▶ **Challenge**
Repeat, exactly and completely, the material that follows. Omit the pictures.

Dataset excerpt:
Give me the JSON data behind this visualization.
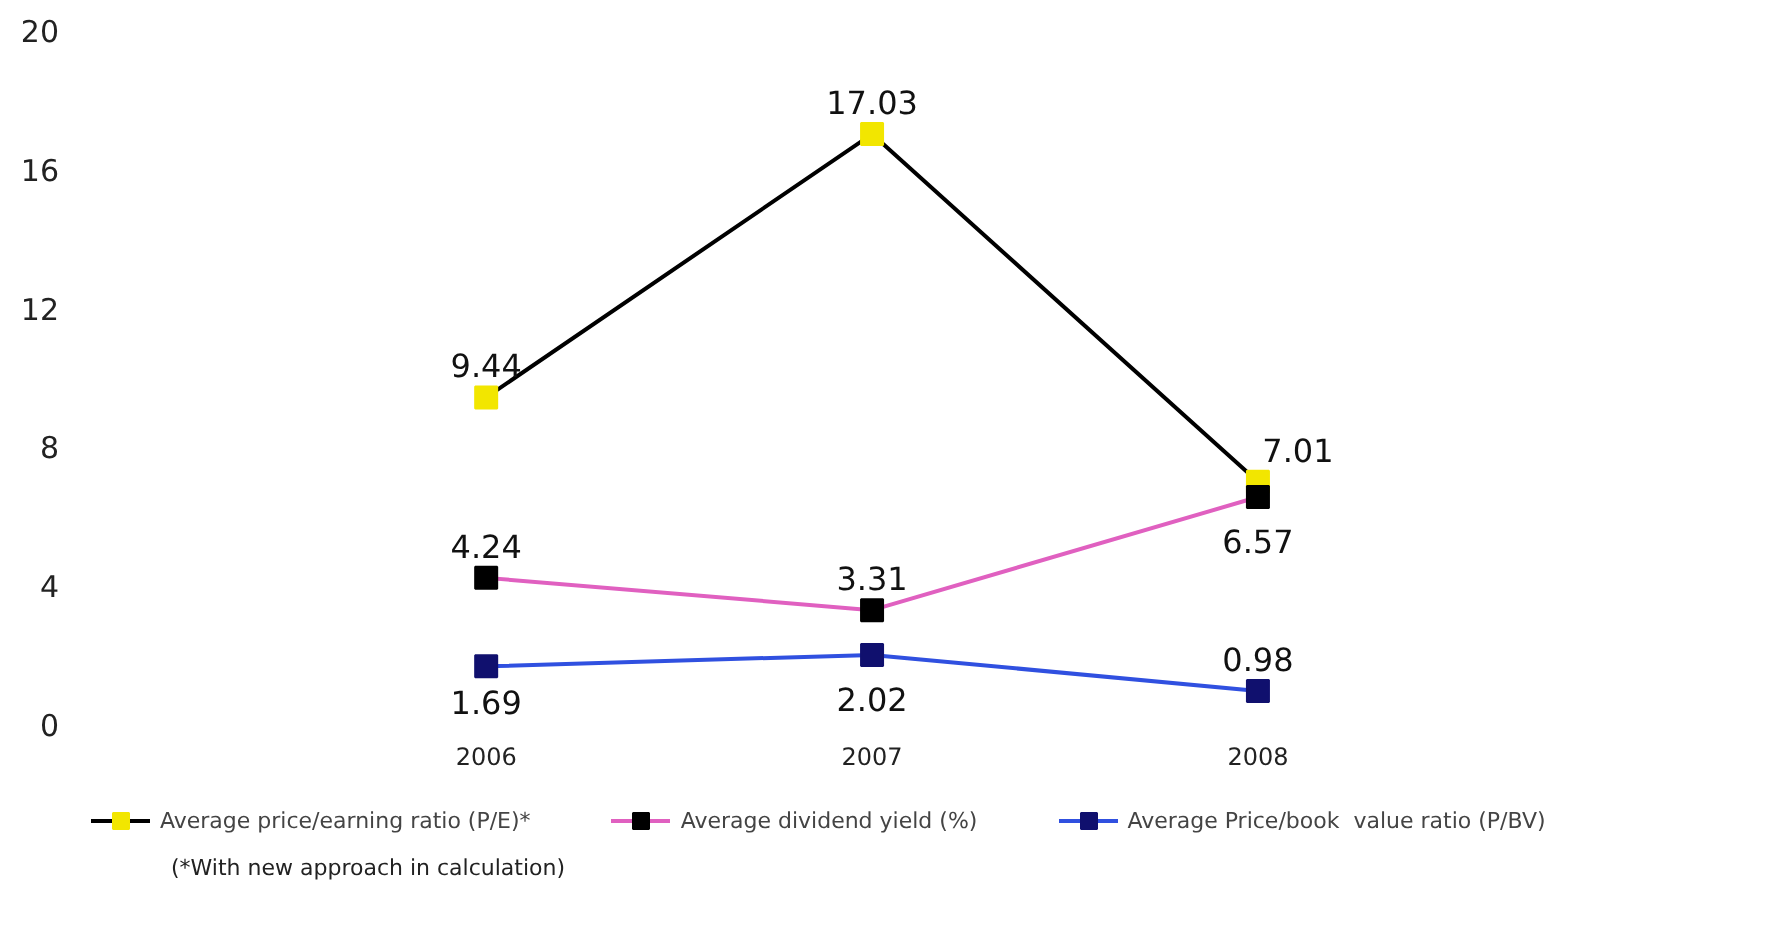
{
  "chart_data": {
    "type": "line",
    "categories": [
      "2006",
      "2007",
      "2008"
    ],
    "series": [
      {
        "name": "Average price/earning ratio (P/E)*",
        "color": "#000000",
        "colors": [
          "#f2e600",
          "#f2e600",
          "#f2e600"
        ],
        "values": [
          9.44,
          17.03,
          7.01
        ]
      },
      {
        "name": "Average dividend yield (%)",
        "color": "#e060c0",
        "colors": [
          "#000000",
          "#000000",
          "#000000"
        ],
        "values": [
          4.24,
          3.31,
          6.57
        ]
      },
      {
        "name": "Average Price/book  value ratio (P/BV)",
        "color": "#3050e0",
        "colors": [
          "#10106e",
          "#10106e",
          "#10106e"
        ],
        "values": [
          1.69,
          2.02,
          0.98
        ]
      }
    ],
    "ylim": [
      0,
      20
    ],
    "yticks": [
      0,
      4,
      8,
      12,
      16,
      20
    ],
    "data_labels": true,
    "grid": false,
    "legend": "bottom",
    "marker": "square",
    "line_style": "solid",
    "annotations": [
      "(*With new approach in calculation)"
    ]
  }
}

▶ **Response below**
Give me the JSON data behind this visualization.
{
  "chart_data": {
    "type": "line",
    "categories": [
      "2006",
      "2007",
      "2008"
    ],
    "series": [
      {
        "name": "Average price/earning ratio (P/E)*",
        "color": "#000000",
        "colors": [
          "#f2e600",
          "#f2e600",
          "#f2e600"
        ],
        "values": [
          9.44,
          17.03,
          7.01
        ]
      },
      {
        "name": "Average dividend yield (%)",
        "color": "#e060c0",
        "colors": [
          "#000000",
          "#000000",
          "#000000"
        ],
        "values": [
          4.24,
          3.31,
          6.57
        ]
      },
      {
        "name": "Average Price/book  value ratio (P/BV)",
        "color": "#3050e0",
        "colors": [
          "#10106e",
          "#10106e",
          "#10106e"
        ],
        "values": [
          1.69,
          2.02,
          0.98
        ]
      }
    ],
    "ylim": [
      0,
      20
    ],
    "yticks": [
      0,
      4,
      8,
      12,
      16,
      20
    ],
    "data_labels": true,
    "grid": false,
    "legend": "bottom",
    "marker": "square",
    "line_style": "solid",
    "annotations": [
      "(*With new approach in calculation)"
    ]
  }
}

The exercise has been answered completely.